### Data lines

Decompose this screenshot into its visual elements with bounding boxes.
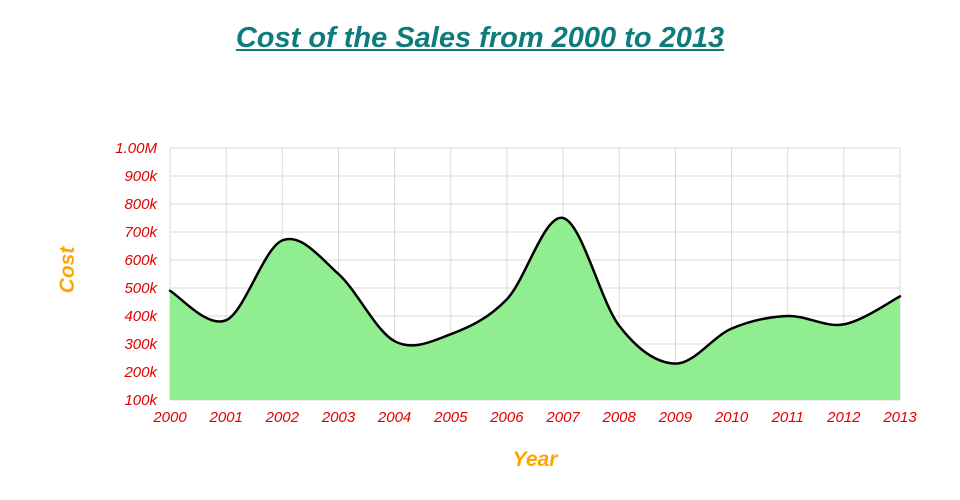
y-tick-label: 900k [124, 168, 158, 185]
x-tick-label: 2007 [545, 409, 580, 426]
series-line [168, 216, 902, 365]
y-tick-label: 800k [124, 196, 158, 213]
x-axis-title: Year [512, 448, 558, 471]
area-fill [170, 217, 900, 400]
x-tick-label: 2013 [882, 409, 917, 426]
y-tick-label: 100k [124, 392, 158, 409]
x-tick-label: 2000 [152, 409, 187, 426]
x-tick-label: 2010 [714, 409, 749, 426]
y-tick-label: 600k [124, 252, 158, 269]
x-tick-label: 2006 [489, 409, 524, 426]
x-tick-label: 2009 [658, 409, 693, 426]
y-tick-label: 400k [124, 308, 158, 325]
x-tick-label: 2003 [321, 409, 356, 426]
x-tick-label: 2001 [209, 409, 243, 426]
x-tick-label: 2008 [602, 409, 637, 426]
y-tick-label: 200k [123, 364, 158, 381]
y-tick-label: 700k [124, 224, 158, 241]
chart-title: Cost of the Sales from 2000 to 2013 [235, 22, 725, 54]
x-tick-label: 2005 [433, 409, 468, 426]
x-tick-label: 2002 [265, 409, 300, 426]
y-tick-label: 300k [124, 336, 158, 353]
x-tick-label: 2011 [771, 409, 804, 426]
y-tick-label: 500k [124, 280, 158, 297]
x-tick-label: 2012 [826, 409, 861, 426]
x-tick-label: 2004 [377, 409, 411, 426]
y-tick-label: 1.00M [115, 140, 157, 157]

######

Problem details ->
Copy out every line of the items above word for word, leaving out the pictures.

Solution to the exercise ->
Decompose this screenshot into its visual elements with bounding boxes.
y-tick-label: 900k [124, 168, 158, 185]
x-tick-label: 2007 [545, 409, 580, 426]
series-line [168, 216, 902, 365]
y-tick-label: 800k [124, 196, 158, 213]
x-axis-title: Year [512, 448, 558, 471]
area-fill [170, 217, 900, 400]
x-tick-label: 2013 [882, 409, 917, 426]
y-tick-label: 100k [124, 392, 158, 409]
x-tick-label: 2000 [152, 409, 187, 426]
x-tick-label: 2010 [714, 409, 749, 426]
y-tick-label: 600k [124, 252, 158, 269]
x-tick-label: 2006 [489, 409, 524, 426]
x-tick-label: 2009 [658, 409, 693, 426]
y-tick-label: 400k [124, 308, 158, 325]
x-tick-label: 2003 [321, 409, 356, 426]
x-tick-label: 2001 [209, 409, 243, 426]
x-tick-label: 2008 [602, 409, 637, 426]
y-tick-label: 200k [123, 364, 158, 381]
y-tick-label: 700k [124, 224, 158, 241]
chart-title: Cost of the Sales from 2000 to 2013 [235, 22, 725, 54]
x-tick-label: 2005 [433, 409, 468, 426]
x-tick-label: 2002 [265, 409, 300, 426]
y-tick-label: 300k [124, 336, 158, 353]
x-tick-label: 2011 [771, 409, 804, 426]
y-tick-label: 500k [124, 280, 158, 297]
x-tick-label: 2012 [826, 409, 861, 426]
x-tick-label: 2004 [377, 409, 411, 426]
y-tick-label: 1.00M [115, 140, 157, 157]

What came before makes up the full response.